• [WHAT NEEDS TO BE DONE] Rewrite the lines below as a Markdown table with the columns "Row" and "Line", numbering each line and leaving out any blank ones.

• [SUPPLIED MATERIAL]
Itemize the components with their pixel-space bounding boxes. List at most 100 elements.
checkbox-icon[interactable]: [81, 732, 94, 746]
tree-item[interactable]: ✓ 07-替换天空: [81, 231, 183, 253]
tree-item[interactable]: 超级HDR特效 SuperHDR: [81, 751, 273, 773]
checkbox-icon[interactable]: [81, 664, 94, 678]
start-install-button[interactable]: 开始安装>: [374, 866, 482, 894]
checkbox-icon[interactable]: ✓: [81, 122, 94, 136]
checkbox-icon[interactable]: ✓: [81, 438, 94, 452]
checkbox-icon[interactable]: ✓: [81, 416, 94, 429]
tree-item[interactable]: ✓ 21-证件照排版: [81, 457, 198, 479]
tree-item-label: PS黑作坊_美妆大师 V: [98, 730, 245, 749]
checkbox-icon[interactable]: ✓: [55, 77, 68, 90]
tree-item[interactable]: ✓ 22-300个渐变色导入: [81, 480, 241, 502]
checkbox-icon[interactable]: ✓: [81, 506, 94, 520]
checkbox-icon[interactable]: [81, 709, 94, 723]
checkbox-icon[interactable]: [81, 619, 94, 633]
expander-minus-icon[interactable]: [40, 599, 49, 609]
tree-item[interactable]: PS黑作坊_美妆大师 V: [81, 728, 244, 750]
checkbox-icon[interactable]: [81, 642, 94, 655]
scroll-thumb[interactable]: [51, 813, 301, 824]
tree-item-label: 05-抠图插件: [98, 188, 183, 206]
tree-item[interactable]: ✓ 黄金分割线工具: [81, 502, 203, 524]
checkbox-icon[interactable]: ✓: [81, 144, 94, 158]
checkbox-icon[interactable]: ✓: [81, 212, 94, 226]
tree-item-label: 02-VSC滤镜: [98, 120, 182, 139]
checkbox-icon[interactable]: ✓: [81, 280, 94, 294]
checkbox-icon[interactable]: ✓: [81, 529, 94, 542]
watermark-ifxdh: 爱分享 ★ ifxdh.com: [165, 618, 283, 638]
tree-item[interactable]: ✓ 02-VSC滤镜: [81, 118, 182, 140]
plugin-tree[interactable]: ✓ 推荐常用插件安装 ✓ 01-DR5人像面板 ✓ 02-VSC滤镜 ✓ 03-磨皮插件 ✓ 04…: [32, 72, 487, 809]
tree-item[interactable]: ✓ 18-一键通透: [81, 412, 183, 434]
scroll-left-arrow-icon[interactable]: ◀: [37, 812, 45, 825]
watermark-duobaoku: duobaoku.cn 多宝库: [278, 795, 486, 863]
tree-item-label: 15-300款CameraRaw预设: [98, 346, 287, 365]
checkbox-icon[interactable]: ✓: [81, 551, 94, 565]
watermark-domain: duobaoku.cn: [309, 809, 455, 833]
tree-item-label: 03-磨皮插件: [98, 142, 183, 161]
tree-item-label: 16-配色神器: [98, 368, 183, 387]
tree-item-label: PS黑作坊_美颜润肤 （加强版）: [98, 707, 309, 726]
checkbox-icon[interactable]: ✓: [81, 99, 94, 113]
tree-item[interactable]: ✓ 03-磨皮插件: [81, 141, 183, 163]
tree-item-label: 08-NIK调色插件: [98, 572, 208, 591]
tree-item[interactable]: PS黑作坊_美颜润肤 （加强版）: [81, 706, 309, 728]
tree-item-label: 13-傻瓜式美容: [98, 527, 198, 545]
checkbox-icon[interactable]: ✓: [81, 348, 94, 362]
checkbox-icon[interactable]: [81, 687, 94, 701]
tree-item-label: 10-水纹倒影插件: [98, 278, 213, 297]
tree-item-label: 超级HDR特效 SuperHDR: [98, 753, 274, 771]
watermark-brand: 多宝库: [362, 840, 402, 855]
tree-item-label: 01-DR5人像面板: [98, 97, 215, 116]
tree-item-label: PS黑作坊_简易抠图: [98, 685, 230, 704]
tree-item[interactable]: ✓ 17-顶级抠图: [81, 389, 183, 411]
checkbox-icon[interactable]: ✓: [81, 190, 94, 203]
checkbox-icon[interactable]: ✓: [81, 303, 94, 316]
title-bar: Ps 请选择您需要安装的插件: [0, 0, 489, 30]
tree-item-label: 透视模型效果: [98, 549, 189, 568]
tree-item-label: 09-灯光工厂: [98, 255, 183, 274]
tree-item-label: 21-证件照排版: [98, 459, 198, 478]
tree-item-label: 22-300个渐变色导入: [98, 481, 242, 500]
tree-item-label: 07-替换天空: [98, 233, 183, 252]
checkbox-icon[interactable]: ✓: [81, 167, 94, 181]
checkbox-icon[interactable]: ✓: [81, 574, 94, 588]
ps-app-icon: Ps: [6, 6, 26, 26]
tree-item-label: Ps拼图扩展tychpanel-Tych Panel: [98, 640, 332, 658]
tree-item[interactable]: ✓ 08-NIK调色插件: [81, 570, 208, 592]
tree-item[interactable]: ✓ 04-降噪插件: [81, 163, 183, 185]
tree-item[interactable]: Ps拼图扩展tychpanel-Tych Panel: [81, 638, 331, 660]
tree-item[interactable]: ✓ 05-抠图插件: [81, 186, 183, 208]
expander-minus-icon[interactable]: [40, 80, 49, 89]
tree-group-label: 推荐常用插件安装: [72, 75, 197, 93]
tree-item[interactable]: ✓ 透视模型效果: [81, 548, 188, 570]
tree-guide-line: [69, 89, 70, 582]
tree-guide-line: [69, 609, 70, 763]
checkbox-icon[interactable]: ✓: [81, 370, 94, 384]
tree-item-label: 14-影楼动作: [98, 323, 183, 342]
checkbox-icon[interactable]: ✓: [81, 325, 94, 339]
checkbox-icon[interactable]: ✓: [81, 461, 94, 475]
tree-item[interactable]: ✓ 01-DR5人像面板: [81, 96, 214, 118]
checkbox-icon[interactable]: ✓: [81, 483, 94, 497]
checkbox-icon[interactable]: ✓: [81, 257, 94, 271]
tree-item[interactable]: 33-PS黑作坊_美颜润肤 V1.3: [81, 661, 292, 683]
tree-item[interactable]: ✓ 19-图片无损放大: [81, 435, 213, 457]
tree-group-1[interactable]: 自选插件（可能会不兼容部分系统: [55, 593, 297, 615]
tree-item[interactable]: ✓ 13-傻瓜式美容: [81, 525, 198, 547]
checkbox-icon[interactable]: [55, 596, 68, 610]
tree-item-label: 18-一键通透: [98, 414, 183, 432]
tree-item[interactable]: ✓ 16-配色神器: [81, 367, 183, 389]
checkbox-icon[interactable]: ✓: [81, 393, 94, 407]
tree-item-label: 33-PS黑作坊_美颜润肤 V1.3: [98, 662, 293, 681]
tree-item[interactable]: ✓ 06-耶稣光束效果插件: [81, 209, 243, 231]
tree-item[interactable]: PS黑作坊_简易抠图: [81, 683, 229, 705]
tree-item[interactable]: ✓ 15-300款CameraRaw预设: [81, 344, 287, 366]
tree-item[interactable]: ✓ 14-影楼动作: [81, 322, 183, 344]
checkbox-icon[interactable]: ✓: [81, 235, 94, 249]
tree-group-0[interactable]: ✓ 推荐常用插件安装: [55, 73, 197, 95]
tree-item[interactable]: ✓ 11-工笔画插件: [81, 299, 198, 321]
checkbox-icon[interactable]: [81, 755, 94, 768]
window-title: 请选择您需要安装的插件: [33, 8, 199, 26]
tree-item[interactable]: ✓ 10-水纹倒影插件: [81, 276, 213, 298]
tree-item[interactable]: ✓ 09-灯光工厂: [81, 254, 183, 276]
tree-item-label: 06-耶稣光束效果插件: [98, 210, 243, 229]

• [IN RESPONSE]
| Row | Line |
|---|---|
| 1 | Itemize the components with their pixel-space bounding boxes. List at most 100 elements. |
| 2 | checkbox-icon[interactable]: [81, 732, 94, 746] |
| 3 | tree-item[interactable]: ✓ 07-替换天空: [81, 231, 183, 253] |
| 4 | tree-item[interactable]: 超级HDR特效 SuperHDR: [81, 751, 273, 773] |
| 5 | checkbox-icon[interactable]: [81, 664, 94, 678] |
| 6 | start-install-button[interactable]: 开始安装>: [374, 866, 482, 894] |
| 7 | checkbox-icon[interactable]: ✓: [81, 122, 94, 136] |
| 8 | checkbox-icon[interactable]: ✓: [81, 438, 94, 452] |
| 9 | checkbox-icon[interactable]: ✓: [81, 416, 94, 429] |
| 10 | tree-item[interactable]: ✓ 21-证件照排版: [81, 457, 198, 479] |
| 11 | tree-item-label: PS黑作坊_美妆大师 V: [98, 730, 245, 749] |
| 12 | checkbox-icon[interactable]: ✓: [55, 77, 68, 90] |
| 13 | tree-item[interactable]: ✓ 22-300个渐变色导入: [81, 480, 241, 502] |
| 14 | checkbox-icon[interactable]: ✓: [81, 506, 94, 520] |
| 15 | checkbox-icon[interactable]: [81, 709, 94, 723] |
| 16 | checkbox-icon[interactable]: [81, 619, 94, 633] |
| 17 | expander-minus-icon[interactable]: [40, 599, 49, 609] |
| 18 | tree-item[interactable]: PS黑作坊_美妆大师 V: [81, 728, 244, 750] |
| 19 | checkbox-icon[interactable]: [81, 642, 94, 655] |
| 20 | scroll-thumb[interactable]: [51, 813, 301, 824] |
| 21 | tree-item-label: 05-抠图插件: [98, 188, 183, 206] |
| 22 | tree-item[interactable]: ✓ 黄金分割线工具: [81, 502, 203, 524] |
| 23 | checkbox-icon[interactable]: ✓: [81, 144, 94, 158] |
| 24 | checkbox-icon[interactable]: ✓: [81, 212, 94, 226] |
| 25 | tree-item-label: 02-VSC滤镜: [98, 120, 182, 139] |
| 26 | checkbox-icon[interactable]: ✓: [81, 280, 94, 294] |
| 27 | checkbox-icon[interactable]: ✓: [81, 529, 94, 542] |
| 28 | watermark-ifxdh: 爱分享 ★ ifxdh.com: [165, 618, 283, 638] |
| 29 | tree-item[interactable]: ✓ 02-VSC滤镜: [81, 118, 182, 140] |
| 30 | plugin-tree[interactable]: ✓ 推荐常用插件安装 ✓ 01-DR5人像面板 ✓ 02-VSC滤镜 ✓ 03-磨皮插件 ✓ 04…: [32, 72, 487, 809] |
| 31 | tree-item[interactable]: ✓ 18-一键通透: [81, 412, 183, 434] |
| 32 | scroll-left-arrow-icon[interactable]: ◀: [37, 812, 45, 825] |
| 33 | watermark-duobaoku: duobaoku.cn 多宝库: [278, 795, 486, 863] |
| 34 | tree-item-label: 15-300款CameraRaw预设: [98, 346, 287, 365] |
| 35 | checkbox-icon[interactable]: ✓: [81, 551, 94, 565] |
| 36 | watermark-domain: duobaoku.cn: [309, 809, 455, 833] |
| 37 | tree-item-label: 03-磨皮插件: [98, 142, 183, 161] |
| 38 | tree-item-label: 16-配色神器: [98, 368, 183, 387] |
| 39 | tree-item-label: PS黑作坊_美颜润肤 （加强版）: [98, 707, 309, 726] |
| 40 | checkbox-icon[interactable]: ✓: [81, 99, 94, 113] |
| 41 | tree-item[interactable]: ✓ 03-磨皮插件: [81, 141, 183, 163] |
| 42 | tree-item-label: 08-NIK调色插件: [98, 572, 208, 591] |
| 43 | tree-item[interactable]: PS黑作坊_美颜润肤 （加强版）: [81, 706, 309, 728] |
| 44 | tree-item-label: 13-傻瓜式美容: [98, 527, 198, 545] |
| 45 | checkbox-icon[interactable]: ✓: [81, 348, 94, 362] |
| 46 | checkbox-icon[interactable]: [81, 687, 94, 701] |
| 47 | tree-item-label: 10-水纹倒影插件: [98, 278, 213, 297] |
| 48 | tree-item-label: 超级HDR特效 SuperHDR: [98, 753, 274, 771] |
| 49 | watermark-brand: 多宝库: [362, 840, 402, 855] |
| 50 | tree-item-label: 01-DR5人像面板: [98, 97, 215, 116] |
| 51 | tree-item-label: PS黑作坊_简易抠图: [98, 685, 230, 704] |
| 52 | tree-item[interactable]: ✓ 17-顶级抠图: [81, 389, 183, 411] |
| 53 | checkbox-icon[interactable]: ✓: [81, 190, 94, 203] |
| 54 | checkbox-icon[interactable]: ✓: [81, 303, 94, 316] |
| 55 | title-bar: Ps 请选择您需要安装的插件: [0, 0, 489, 30] |
| 56 | tree-item-label: 透视模型效果: [98, 549, 189, 568] |
| 57 | tree-item-label: 09-灯光工厂: [98, 255, 183, 274] |
| 58 | tree-item-label: 21-证件照排版: [98, 459, 198, 478] |
| 59 | tree-item-label: 22-300个渐变色导入: [98, 481, 242, 500] |
| 60 | tree-item-label: 07-替换天空: [98, 233, 183, 252] |
| 61 | checkbox-icon[interactable]: ✓: [81, 167, 94, 181] |
| 62 | checkbox-icon[interactable]: ✓: [81, 574, 94, 588] |
| 63 | ps-app-icon: Ps: [6, 6, 26, 26] |
| 64 | tree-item-label: Ps拼图扩展tychpanel-Tych Panel: [98, 640, 332, 658] |
| 65 | tree-item[interactable]: ✓ 08-NIK调色插件: [81, 570, 208, 592] |
| 66 | tree-item[interactable]: ✓ 04-降噪插件: [81, 163, 183, 185] |
| 67 | tree-item[interactable]: Ps拼图扩展tychpanel-Tych Panel: [81, 638, 331, 660] |
| 68 | tree-item[interactable]: ✓ 05-抠图插件: [81, 186, 183, 208] |
| 69 | expander-minus-icon[interactable]: [40, 80, 49, 89] |
| 70 | tree-group-label: 推荐常用插件安装: [72, 75, 197, 93] |
| 71 | tree-item[interactable]: ✓ 透视模型效果: [81, 548, 188, 570] |
| 72 | tree-guide-line: [69, 89, 70, 582] |
| 73 | tree-guide-line: [69, 609, 70, 763] |
| 74 | checkbox-icon[interactable]: ✓: [81, 370, 94, 384] |
| 75 | tree-item-label: 14-影楼动作: [98, 323, 183, 342] |
| 76 | checkbox-icon[interactable]: ✓: [81, 325, 94, 339] |
| 77 | checkbox-icon[interactable]: ✓: [81, 461, 94, 475] |
| 78 | tree-item[interactable]: ✓ 01-DR5人像面板: [81, 96, 214, 118] |
| 79 | checkbox-icon[interactable]: ✓: [81, 483, 94, 497] |
| 80 | checkbox-icon[interactable]: ✓: [81, 257, 94, 271] |
| 81 | tree-item[interactable]: 33-PS黑作坊_美颜润肤 V1.3: [81, 661, 292, 683] |
| 82 | tree-item[interactable]: ✓ 19-图片无损放大: [81, 435, 213, 457] |
| 83 | tree-group-1[interactable]: 自选插件（可能会不兼容部分系统: [55, 593, 297, 615] |
| 84 | tree-item[interactable]: ✓ 13-傻瓜式美容: [81, 525, 198, 547] |
| 85 | checkbox-icon[interactable]: [55, 596, 68, 610] |
| 86 | tree-item-label: 18-一键通透: [98, 414, 183, 432] |
| 87 | tree-item[interactable]: ✓ 16-配色神器: [81, 367, 183, 389] |
| 88 | checkbox-icon[interactable]: ✓: [81, 393, 94, 407] |
| 89 | tree-item-label: 33-PS黑作坊_美颜润肤 V1.3: [98, 662, 293, 681] |
| 90 | tree-item[interactable]: ✓ 06-耶稣光束效果插件: [81, 209, 243, 231] |
| 91 | tree-item[interactable]: PS黑作坊_简易抠图: [81, 683, 229, 705] |
| 92 | tree-item[interactable]: ✓ 15-300款CameraRaw预设: [81, 344, 287, 366] |
| 93 | tree-item[interactable]: ✓ 14-影楼动作: [81, 322, 183, 344] |
| 94 | checkbox-icon[interactable]: ✓: [81, 235, 94, 249] |
| 95 | tree-group-0[interactable]: ✓ 推荐常用插件安装: [55, 73, 197, 95] |
| 96 | tree-item[interactable]: ✓ 11-工笔画插件: [81, 299, 198, 321] |
| 97 | checkbox-icon[interactable]: [81, 755, 94, 768] |
| 98 | window-title: 请选择您需要安装的插件: [33, 8, 199, 26] |
| 99 | tree-item[interactable]: ✓ 10-水纹倒影插件: [81, 276, 213, 298] |
| 100 | tree-item[interactable]: ✓ 09-灯光工厂: [81, 254, 183, 276] |
| 101 | tree-item-label: 06-耶稣光束效果插件: [98, 210, 243, 229] |